Records excerpted from a collection
——————

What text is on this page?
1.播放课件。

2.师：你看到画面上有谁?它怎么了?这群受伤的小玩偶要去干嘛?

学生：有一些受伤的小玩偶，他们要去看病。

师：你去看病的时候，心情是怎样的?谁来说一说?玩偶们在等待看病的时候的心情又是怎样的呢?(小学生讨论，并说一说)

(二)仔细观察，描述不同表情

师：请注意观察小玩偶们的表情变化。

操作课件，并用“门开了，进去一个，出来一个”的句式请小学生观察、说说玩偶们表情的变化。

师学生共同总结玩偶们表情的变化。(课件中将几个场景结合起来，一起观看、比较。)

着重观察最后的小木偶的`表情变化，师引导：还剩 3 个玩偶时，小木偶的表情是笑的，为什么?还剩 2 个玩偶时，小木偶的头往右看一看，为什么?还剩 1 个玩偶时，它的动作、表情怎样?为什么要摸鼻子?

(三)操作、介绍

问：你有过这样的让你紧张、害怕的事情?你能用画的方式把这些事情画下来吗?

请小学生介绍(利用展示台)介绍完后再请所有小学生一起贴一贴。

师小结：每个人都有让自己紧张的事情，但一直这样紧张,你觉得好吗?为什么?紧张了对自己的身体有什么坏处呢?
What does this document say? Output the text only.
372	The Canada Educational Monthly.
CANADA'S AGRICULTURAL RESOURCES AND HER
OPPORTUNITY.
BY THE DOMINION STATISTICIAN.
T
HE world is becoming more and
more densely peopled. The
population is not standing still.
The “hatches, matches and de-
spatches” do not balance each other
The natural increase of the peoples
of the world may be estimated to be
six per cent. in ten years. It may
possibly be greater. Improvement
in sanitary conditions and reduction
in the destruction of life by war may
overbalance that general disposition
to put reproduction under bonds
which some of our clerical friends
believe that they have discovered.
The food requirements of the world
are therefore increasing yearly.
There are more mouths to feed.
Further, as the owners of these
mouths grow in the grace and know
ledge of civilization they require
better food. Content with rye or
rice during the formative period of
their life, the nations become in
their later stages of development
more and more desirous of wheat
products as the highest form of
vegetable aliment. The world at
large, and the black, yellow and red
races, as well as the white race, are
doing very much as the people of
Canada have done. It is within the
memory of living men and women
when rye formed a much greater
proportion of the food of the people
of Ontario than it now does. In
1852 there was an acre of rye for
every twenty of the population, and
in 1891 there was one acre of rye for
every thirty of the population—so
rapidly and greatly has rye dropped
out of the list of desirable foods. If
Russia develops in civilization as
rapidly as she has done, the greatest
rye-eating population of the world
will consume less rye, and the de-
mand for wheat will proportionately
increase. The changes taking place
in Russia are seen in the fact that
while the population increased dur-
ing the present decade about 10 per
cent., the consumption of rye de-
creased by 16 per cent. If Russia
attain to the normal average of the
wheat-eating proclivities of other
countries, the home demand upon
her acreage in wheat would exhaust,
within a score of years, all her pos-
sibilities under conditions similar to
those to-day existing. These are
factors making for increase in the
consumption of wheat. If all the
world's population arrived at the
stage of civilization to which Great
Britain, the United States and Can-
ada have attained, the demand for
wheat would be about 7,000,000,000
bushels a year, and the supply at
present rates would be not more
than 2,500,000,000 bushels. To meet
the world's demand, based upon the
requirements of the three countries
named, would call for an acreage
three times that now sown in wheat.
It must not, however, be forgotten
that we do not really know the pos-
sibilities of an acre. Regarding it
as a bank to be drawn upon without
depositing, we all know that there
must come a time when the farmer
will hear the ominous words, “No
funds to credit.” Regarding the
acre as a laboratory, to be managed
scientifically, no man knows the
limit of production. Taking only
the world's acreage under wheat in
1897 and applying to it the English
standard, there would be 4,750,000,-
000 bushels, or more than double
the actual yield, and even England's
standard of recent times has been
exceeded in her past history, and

——————

* _PROBLEM_: Copy out every line holding the string "requirements".

* _RESPONSE TO THIS EXERCISE_:
The food requirements of the world
requirements of the three countries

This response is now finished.